> Stated exercise
Using the listing below, copy every line that mentions "fonts".

(Data excerpts)

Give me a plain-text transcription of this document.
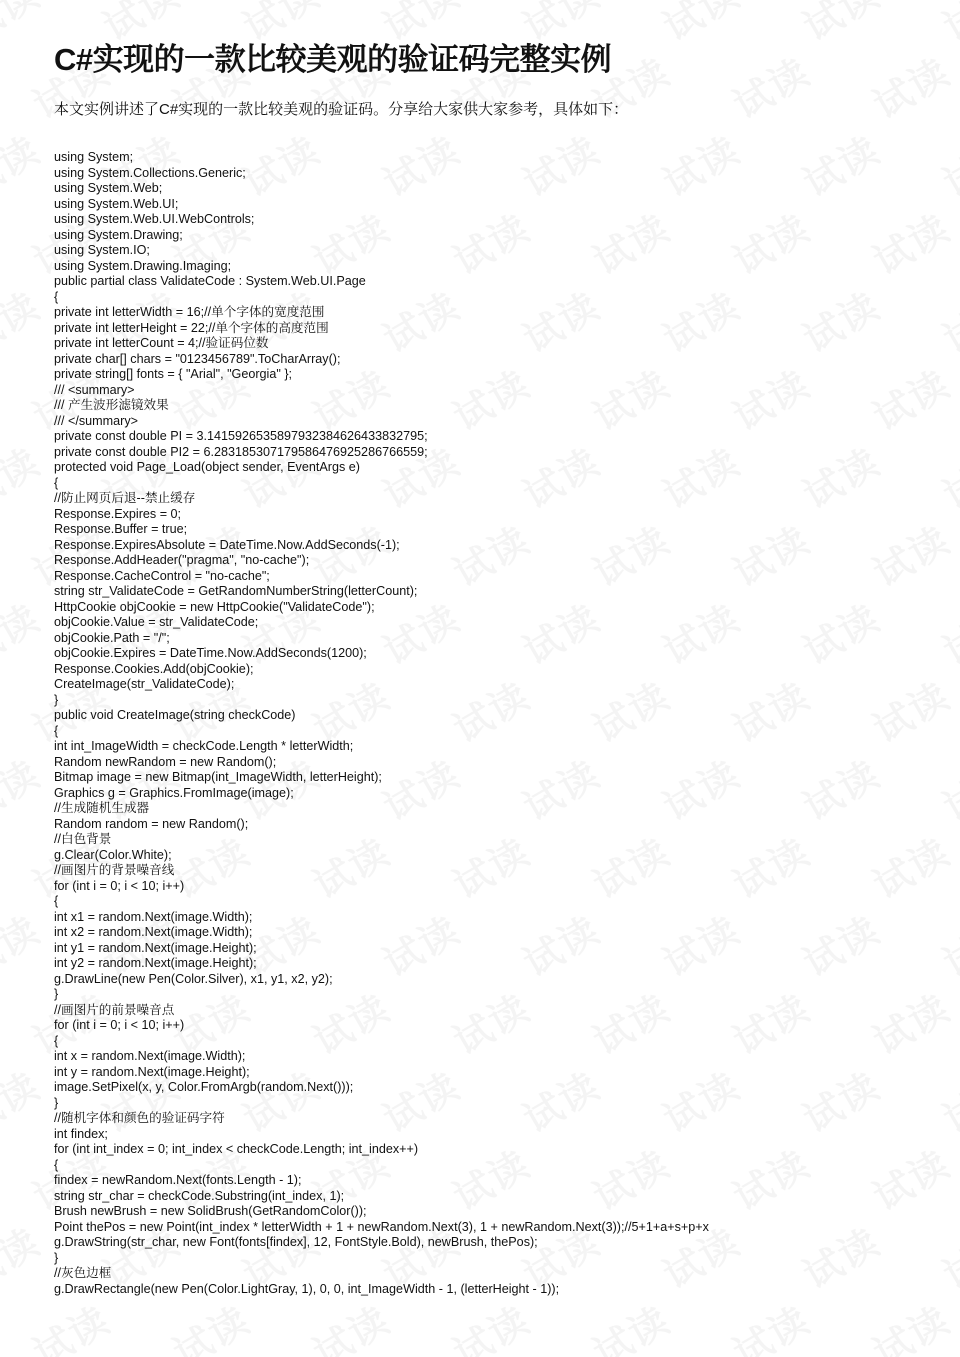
C#实现的一款比较美观的验证码完整实例

本文实例讲述了C#实现的一款比较美观的验证码。分享给大家供大家参考，具体如下：

using System;
using System.Collections.Generic;
using System.Web;
using System.Web.UI;
using System.Web.UI.WebControls;
using System.Drawing;
using System.IO;
using System.Drawing.Imaging;
public partial class ValidateCode : System.Web.UI.Page
{
private int letterWidth = 16;//单个字体的宽度范围
private int letterHeight = 22;//单个字体的高度范围
private int letterCount = 4;//验证码位数
private char[] chars = "0123456789".ToCharArray();
private string[] fonts = { "Arial", "Georgia" };
/// <summary>
/// 产生波形滤镜效果
/// </summary>
private const double PI = 3.1415926535897932384626433832795;
private const double PI2 = 6.283185307179586476925286766559;
protected void Page_Load(object sender, EventArgs e)
{
//防止网页后退--禁止缓存
Response.Expires = 0;
Response.Buffer = true;
Response.ExpiresAbsolute = DateTime.Now.AddSeconds(-1);
Response.AddHeader("pragma", "no-cache");
Response.CacheControl = "no-cache";
string str_ValidateCode = GetRandomNumberString(letterCount);
HttpCookie objCookie = new HttpCookie("ValidateCode");
objCookie.Value = str_ValidateCode;
objCookie.Path = "/";
objCookie.Expires = DateTime.Now.AddSeconds(1200);
Response.Cookies.Add(objCookie);
CreateImage(str_ValidateCode);
}
public void CreateImage(string checkCode)
{
int int_ImageWidth = checkCode.Length * letterWidth;
Random newRandom = new Random();
Bitmap image = new Bitmap(int_ImageWidth, letterHeight);
Graphics g = Graphics.FromImage(image);
//生成随机生成器
Random random = new Random();
//白色背景
g.Clear(Color.White);
//画图片的背景噪音线
for (int i = 0; i < 10; i++)
{
int x1 = random.Next(image.Width);
int x2 = random.Next(image.Width);
int y1 = random.Next(image.Height);
int y2 = random.Next(image.Height);
g.DrawLine(new Pen(Color.Silver), x1, y1, x2, y2);
}
//画图片的前景噪音点
for (int i = 0; i < 10; i++)
{
int x = random.Next(image.Width);
int y = random.Next(image.Height);
image.SetPixel(x, y, Color.FromArgb(random.Next()));
}
//随机字体和颜色的验证码字符
int findex;
for (int int_index = 0; int_index < checkCode.Length; int_index++)
{
findex = newRandom.Next(fonts.Length - 1);
string str_char = checkCode.Substring(int_index, 1);
Brush newBrush = new SolidBrush(GetRandomColor());
Point thePos = new Point(int_index * letterWidth + 1 + newRandom.Next(3), 1 + newRandom.Next(3));//5+1+a+s+p+x
g.DrawString(str_char, new Font(fonts[findex], 12, FontStyle.Bold), newBrush, thePos);
}
//灰色边框
g.DrawRectangle(new Pen(Color.LightGray, 1), 0, 0, int_ImageWidth - 1, (letterHeight - 1));
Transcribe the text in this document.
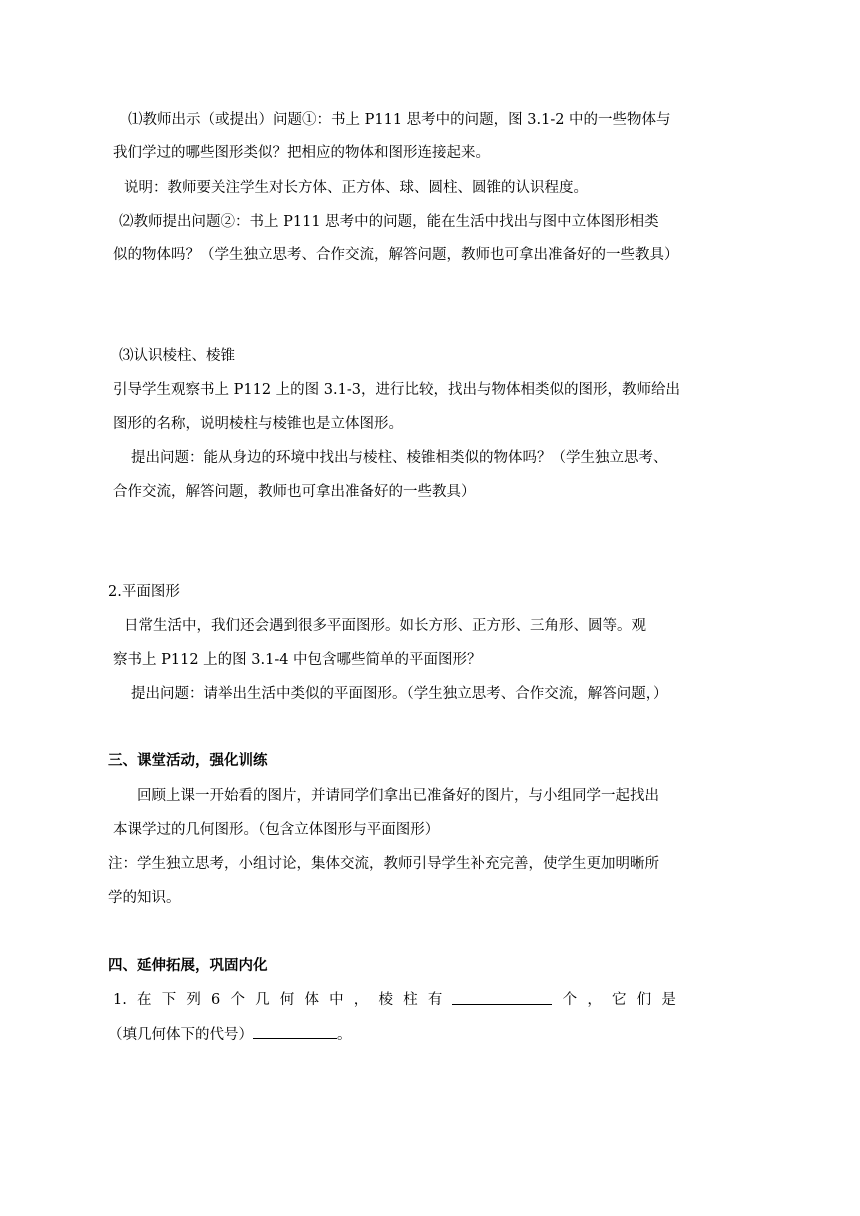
⑴教师出示（或提出）问题①：书上 P111 思考中的问题，图 3.1-2 中的一些物体与
我们学过的哪些图形类似？把相应的物体和图形连接起来。
说明：教师要关注学生对长方体、正方体、球、圆柱、圆锥的认识程度。
⑵教师提出问题②：书上 P111 思考中的问题，能在生活中找出与图中立体图形相类
似的物体吗？（学生独立思考、合作交流，解答问题，教师也可拿出准备好的一些教具）
⑶认识棱柱、棱锥
引导学生观察书上 P112 上的图 3.1-3，进行比较，找出与物体相类似的图形，教师给出
图形的名称，说明棱柱与棱锥也是立体图形。
提出问题：能从身边的环境中找出与棱柱、棱锥相类似的物体吗？（学生独立思考、
合作交流，解答问题，教师也可拿出准备好的一些教具）
2.平面图形
日常生活中，我们还会遇到很多平面图形。如长方形、正方形、三角形、圆等。观
察书上 P112 上的图 3.1-4 中包含哪些简单的平面图形？
提出问题：请举出生活中类似的平面图形。（学生独立思考、合作交流，解答问题，）
三、课堂活动，强化训练
回顾上课一开始看的图片，并请同学们拿出已准备好的图片，与小组同学一起找出
本课学过的几何图形。（包含立体图形与平面图形）
注：学生独立思考，小组讨论，集体交流，教师引导学生补充完善，使学生更加明晰所
学的知识。
四、延伸拓展，巩固内化
1. 在 下 列 6 个 几 何 体 中 ， 棱 柱 有	个 ， 它 们 是
（填几何体下的代号）	。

> Exercise answer
private string[] fonts = { "Arial", "Georgia" };
findex = newRandom.Next(fonts.Length - 1);
g.DrawString(str_char, new Font(fonts[findex], 12, FontStyle.Bold), newBrush, thePos);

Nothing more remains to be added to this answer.